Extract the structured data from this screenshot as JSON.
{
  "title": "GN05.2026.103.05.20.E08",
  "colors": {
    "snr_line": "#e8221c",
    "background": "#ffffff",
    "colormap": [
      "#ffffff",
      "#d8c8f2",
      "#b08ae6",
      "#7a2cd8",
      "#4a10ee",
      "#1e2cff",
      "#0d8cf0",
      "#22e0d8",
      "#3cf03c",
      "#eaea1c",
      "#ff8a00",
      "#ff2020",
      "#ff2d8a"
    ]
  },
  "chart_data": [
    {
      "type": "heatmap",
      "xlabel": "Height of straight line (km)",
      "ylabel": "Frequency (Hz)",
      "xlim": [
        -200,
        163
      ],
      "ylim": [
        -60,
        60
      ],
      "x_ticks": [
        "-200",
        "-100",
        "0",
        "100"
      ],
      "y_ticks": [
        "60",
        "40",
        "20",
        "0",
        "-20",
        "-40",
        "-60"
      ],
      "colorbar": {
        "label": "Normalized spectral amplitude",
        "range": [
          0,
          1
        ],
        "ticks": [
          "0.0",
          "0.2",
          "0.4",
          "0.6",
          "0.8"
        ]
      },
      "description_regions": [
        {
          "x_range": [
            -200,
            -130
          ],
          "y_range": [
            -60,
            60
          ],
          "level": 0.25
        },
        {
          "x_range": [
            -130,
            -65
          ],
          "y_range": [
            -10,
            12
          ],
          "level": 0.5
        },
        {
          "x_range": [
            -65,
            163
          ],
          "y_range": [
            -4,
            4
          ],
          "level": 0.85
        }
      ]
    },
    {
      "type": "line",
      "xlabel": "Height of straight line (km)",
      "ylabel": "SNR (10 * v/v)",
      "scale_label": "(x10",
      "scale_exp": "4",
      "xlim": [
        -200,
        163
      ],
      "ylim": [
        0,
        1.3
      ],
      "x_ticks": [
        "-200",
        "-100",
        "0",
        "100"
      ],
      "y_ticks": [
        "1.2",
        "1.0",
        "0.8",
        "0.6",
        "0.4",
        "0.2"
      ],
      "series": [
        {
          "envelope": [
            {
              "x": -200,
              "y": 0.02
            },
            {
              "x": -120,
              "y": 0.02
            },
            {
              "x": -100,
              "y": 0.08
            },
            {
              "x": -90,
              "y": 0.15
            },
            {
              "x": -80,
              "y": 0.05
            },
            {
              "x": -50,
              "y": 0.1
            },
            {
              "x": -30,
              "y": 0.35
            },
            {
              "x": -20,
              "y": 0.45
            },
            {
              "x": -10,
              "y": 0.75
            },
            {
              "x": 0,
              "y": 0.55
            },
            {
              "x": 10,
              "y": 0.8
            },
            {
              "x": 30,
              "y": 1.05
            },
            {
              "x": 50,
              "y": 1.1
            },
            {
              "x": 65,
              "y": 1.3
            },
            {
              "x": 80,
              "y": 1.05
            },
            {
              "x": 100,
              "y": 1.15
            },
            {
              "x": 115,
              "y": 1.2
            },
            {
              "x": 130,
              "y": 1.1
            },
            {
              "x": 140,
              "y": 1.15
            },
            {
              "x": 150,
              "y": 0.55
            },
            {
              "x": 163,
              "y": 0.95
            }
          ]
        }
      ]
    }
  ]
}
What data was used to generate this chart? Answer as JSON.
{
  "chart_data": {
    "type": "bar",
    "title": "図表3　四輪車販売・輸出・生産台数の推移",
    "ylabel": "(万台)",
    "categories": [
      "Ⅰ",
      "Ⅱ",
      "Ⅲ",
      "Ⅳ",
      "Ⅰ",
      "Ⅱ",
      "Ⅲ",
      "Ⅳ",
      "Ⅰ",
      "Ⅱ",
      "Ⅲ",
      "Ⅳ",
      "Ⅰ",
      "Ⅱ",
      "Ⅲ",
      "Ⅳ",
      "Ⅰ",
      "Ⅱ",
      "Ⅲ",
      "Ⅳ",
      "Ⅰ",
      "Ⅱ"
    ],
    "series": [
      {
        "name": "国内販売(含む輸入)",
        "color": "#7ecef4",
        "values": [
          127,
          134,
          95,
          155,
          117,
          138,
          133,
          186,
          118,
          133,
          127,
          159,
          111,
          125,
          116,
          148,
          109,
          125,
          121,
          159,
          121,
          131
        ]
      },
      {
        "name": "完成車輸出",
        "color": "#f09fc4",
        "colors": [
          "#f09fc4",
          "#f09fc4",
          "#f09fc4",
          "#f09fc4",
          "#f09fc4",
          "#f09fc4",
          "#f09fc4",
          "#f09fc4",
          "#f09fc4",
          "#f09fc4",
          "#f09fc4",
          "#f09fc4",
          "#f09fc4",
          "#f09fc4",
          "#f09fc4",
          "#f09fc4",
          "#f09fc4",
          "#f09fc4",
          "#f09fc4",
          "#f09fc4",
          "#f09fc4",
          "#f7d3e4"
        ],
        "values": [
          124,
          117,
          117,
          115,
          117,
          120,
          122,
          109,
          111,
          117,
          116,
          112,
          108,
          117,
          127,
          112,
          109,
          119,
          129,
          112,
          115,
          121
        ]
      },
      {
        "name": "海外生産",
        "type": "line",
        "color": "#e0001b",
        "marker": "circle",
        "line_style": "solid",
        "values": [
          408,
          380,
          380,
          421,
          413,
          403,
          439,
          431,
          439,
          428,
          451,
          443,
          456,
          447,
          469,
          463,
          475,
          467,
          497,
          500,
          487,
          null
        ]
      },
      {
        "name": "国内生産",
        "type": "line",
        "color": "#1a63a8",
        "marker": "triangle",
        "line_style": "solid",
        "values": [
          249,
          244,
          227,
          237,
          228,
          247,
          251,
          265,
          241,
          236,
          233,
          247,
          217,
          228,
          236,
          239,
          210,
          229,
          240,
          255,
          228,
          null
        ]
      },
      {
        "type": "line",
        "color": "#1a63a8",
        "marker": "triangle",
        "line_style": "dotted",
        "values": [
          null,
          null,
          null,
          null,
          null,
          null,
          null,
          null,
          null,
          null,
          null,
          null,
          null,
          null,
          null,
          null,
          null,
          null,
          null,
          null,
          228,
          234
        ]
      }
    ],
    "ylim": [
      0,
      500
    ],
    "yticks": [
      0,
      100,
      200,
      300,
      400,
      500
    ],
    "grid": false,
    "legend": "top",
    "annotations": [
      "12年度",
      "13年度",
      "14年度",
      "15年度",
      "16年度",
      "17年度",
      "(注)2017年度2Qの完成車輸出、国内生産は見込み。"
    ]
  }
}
____________________
Return the full listing, character for character.

### Task response
Extract the structured data from this screenshot as JSON.
{
  "title": "GN05.2026.103.05.20.E08",
  "colors": {
    "snr_line": "#e8221c",
    "background": "#ffffff",
    "colormap": [
      "#ffffff",
      "#d8c8f2",
      "#b08ae6",
      "#7a2cd8",
      "#4a10ee",
      "#1e2cff",
      "#0d8cf0",
      "#22e0d8",
      "#3cf03c",
      "#eaea1c",
      "#ff8a00",
      "#ff2020",
      "#ff2d8a"
    ]
  },
  "chart_data": [
    {
      "type": "heatmap",
      "xlabel": "Height of straight line (km)",
      "ylabel": "Frequency (Hz)",
      "xlim": [
        -200,
        163
      ],
      "ylim": [
        -60,
        60
      ],
      "x_ticks": [
        "-200",
        "-100",
        "0",
        "100"
      ],
      "y_ticks": [
        "60",
        "40",
        "20",
        "0",
        "-20",
        "-40",
        "-60"
      ],
      "colorbar": {
        "label": "Normalized spectral amplitude",
        "range": [
          0,
          1
        ],
        "ticks": [
          "0.0",
          "0.2",
          "0.4",
          "0.6",
          "0.8"
        ]
      },
      "description_regions": [
        {
          "x_range": [
            -200,
            -130
          ],
          "y_range": [
            -60,
            60
          ],
          "level": 0.25
        },
        {
          "x_range": [
            -130,
            -65
          ],
          "y_range": [
            -10,
            12
          ],
          "level": 0.5
        },
        {
          "x_range": [
            -65,
            163
          ],
          "y_range": [
            -4,
            4
          ],
          "level": 0.85
        }
      ]
    },
    {
      "type": "line",
      "xlabel": "Height of straight line (km)",
      "ylabel": "SNR (10 * v/v)",
      "scale_label": "(x10",
      "scale_exp": "4",
      "xlim": [
        -200,
        163
      ],
      "ylim": [
        0,
        1.3
      ],
      "x_ticks": [
        "-200",
        "-100",
        "0",
        "100"
      ],
      "y_ticks": [
        "1.2",
        "1.0",
        "0.8",
        "0.6",
        "0.4",
        "0.2"
      ],
      "series": [
        {
          "envelope": [
            {
              "x": -200,
              "y": 0.02
            },
            {
              "x": -120,
              "y": 0.02
            },
            {
              "x": -100,
              "y": 0.08
            },
            {
              "x": -90,
              "y": 0.15
            },
            {
              "x": -80,
              "y": 0.05
            },
            {
              "x": -50,
              "y": 0.1
            },
            {
              "x": -30,
              "y": 0.35
            },
            {
              "x": -20,
              "y": 0.45
            },
            {
              "x": -10,
              "y": 0.75
            },
            {
              "x": 0,
              "y": 0.55
            },
            {
              "x": 10,
              "y": 0.8
            },
            {
              "x": 30,
              "y": 1.05
            },
            {
              "x": 50,
              "y": 1.1
            },
            {
              "x": 65,
              "y": 1.3
            },
            {
              "x": 80,
              "y": 1.05
            },
            {
              "x": 100,
              "y": 1.15
            },
            {
              "x": 115,
              "y": 1.2
            },
            {
              "x": 130,
              "y": 1.1
            },
            {
              "x": 140,
              "y": 1.15
            },
            {
              "x": 150,
              "y": 0.55
            },
            {
              "x": 163,
              "y": 0.95
            }
          ]
        }
      ]
    }
  ]
}
What data was used to generate this chart? Answer as JSON.
{
  "chart_data": {
    "type": "bar",
    "title": "図表3　四輪車販売・輸出・生産台数の推移",
    "ylabel": "(万台)",
    "categories": [
      "Ⅰ",
      "Ⅱ",
      "Ⅲ",
      "Ⅳ",
      "Ⅰ",
      "Ⅱ",
      "Ⅲ",
      "Ⅳ",
      "Ⅰ",
      "Ⅱ",
      "Ⅲ",
      "Ⅳ",
      "Ⅰ",
      "Ⅱ",
      "Ⅲ",
      "Ⅳ",
      "Ⅰ",
      "Ⅱ",
      "Ⅲ",
      "Ⅳ",
      "Ⅰ",
      "Ⅱ"
    ],
    "series": [
      {
        "name": "国内販売(含む輸入)",
        "color": "#7ecef4",
        "values": [
          127,
          134,
          95,
          155,
          117,
          138,
          133,
          186,
          118,
          133,
          127,
          159,
          111,
          125,
          116,
          148,
          109,
          125,
          121,
          159,
          121,
          131
        ]
      },
      {
        "name": "完成車輸出",
        "color": "#f09fc4",
        "colors": [
          "#f09fc4",
          "#f09fc4",
          "#f09fc4",
          "#f09fc4",
          "#f09fc4",
          "#f09fc4",
          "#f09fc4",
          "#f09fc4",
          "#f09fc4",
          "#f09fc4",
          "#f09fc4",
          "#f09fc4",
          "#f09fc4",
          "#f09fc4",
          "#f09fc4",
          "#f09fc4",
          "#f09fc4",
          "#f09fc4",
          "#f09fc4",
          "#f09fc4",
          "#f09fc4",
          "#f7d3e4"
        ],
        "values": [
          124,
          117,
          117,
          115,
          117,
          120,
          122,
          109,
          111,
          117,
          116,
          112,
          108,
          117,
          127,
          112,
          109,
          119,
          129,
          112,
          115,
          121
        ]
      },
      {
        "name": "海外生産",
        "type": "line",
        "color": "#e0001b",
        "marker": "circle",
        "line_style": "solid",
        "values": [
          408,
          380,
          380,
          421,
          413,
          403,
          439,
          431,
          439,
          428,
          451,
          443,
          456,
          447,
          469,
          463,
          475,
          467,
          497,
          500,
          487,
          null
        ]
      },
      {
        "name": "国内生産",
        "type": "line",
        "color": "#1a63a8",
        "marker": "triangle",
        "line_style": "solid",
        "values": [
          249,
          244,
          227,
          237,
          228,
          247,
          251,
          265,
          241,
          236,
          233,
          247,
          217,
          228,
          236,
          239,
          210,
          229,
          240,
          255,
          228,
          null
        ]
      },
      {
        "type": "line",
        "color": "#1a63a8",
        "marker": "triangle",
        "line_style": "dotted",
        "values": [
          null,
          null,
          null,
          null,
          null,
          null,
          null,
          null,
          null,
          null,
          null,
          null,
          null,
          null,
          null,
          null,
          null,
          null,
          null,
          null,
          228,
          234
        ]
      }
    ],
    "ylim": [
      0,
      500
    ],
    "yticks": [
      0,
      100,
      200,
      300,
      400,
      500
    ],
    "grid": false,
    "legend": "top",
    "annotations": [
      "12年度",
      "13年度",
      "14年度",
      "15年度",
      "16年度",
      "17年度",
      "(注)2017年度2Qの完成車輸出、国内生産は見込み。"
    ]
  }
}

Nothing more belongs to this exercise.